* [REQUIREMENTS]
Copy out the data below as written; omit any images.

* [LISTED RECORDS]
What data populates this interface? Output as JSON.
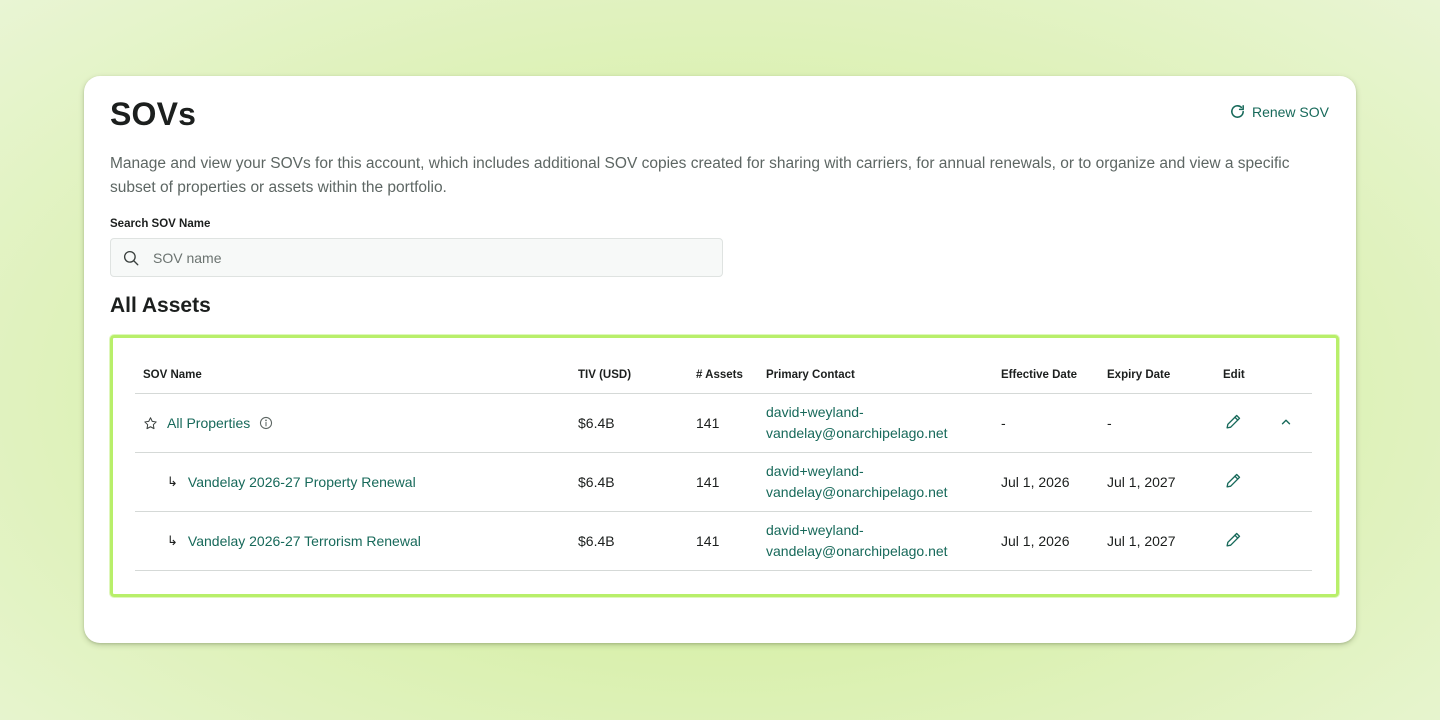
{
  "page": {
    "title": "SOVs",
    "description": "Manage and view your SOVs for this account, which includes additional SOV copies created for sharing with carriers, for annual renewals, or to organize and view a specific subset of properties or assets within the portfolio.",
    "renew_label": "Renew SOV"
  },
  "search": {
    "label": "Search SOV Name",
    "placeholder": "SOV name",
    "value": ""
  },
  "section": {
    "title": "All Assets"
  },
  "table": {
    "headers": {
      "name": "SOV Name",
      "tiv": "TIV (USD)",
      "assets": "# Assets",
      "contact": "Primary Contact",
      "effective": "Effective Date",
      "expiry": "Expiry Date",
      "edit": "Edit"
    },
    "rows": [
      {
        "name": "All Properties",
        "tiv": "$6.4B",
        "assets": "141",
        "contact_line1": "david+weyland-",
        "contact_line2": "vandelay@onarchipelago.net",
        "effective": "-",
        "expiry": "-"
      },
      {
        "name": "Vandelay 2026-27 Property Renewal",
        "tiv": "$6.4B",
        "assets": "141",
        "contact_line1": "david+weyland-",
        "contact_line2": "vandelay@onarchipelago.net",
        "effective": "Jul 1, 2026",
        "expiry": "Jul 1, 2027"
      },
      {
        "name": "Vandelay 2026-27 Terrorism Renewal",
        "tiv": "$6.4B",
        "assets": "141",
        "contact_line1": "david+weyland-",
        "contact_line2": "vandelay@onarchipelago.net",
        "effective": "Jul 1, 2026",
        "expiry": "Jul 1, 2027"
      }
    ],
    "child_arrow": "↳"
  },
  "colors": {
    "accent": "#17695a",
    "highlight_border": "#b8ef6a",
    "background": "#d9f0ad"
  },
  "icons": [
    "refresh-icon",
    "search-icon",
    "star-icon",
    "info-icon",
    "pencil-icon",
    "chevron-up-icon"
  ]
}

* [THE RESPONSE]
What data populates this interface? Output as JSON.
{
  "page": {
    "title": "SOVs",
    "description": "Manage and view your SOVs for this account, which includes additional SOV copies created for sharing with carriers, for annual renewals, or to organize and view a specific subset of properties or assets within the portfolio.",
    "renew_label": "Renew SOV"
  },
  "search": {
    "label": "Search SOV Name",
    "placeholder": "SOV name",
    "value": ""
  },
  "section": {
    "title": "All Assets"
  },
  "table": {
    "headers": {
      "name": "SOV Name",
      "tiv": "TIV (USD)",
      "assets": "# Assets",
      "contact": "Primary Contact",
      "effective": "Effective Date",
      "expiry": "Expiry Date",
      "edit": "Edit"
    },
    "rows": [
      {
        "name": "All Properties",
        "tiv": "$6.4B",
        "assets": "141",
        "contact_line1": "david+weyland-",
        "contact_line2": "vandelay@onarchipelago.net",
        "effective": "-",
        "expiry": "-"
      },
      {
        "name": "Vandelay 2026-27 Property Renewal",
        "tiv": "$6.4B",
        "assets": "141",
        "contact_line1": "david+weyland-",
        "contact_line2": "vandelay@onarchipelago.net",
        "effective": "Jul 1, 2026",
        "expiry": "Jul 1, 2027"
      },
      {
        "name": "Vandelay 2026-27 Terrorism Renewal",
        "tiv": "$6.4B",
        "assets": "141",
        "contact_line1": "david+weyland-",
        "contact_line2": "vandelay@onarchipelago.net",
        "effective": "Jul 1, 2026",
        "expiry": "Jul 1, 2027"
      }
    ],
    "child_arrow": "↳"
  },
  "colors": {
    "accent": "#17695a",
    "highlight_border": "#b8ef6a",
    "background": "#d9f0ad"
  },
  "icons": [
    "refresh-icon",
    "search-icon",
    "star-icon",
    "info-icon",
    "pencil-icon",
    "chevron-up-icon"
  ]
}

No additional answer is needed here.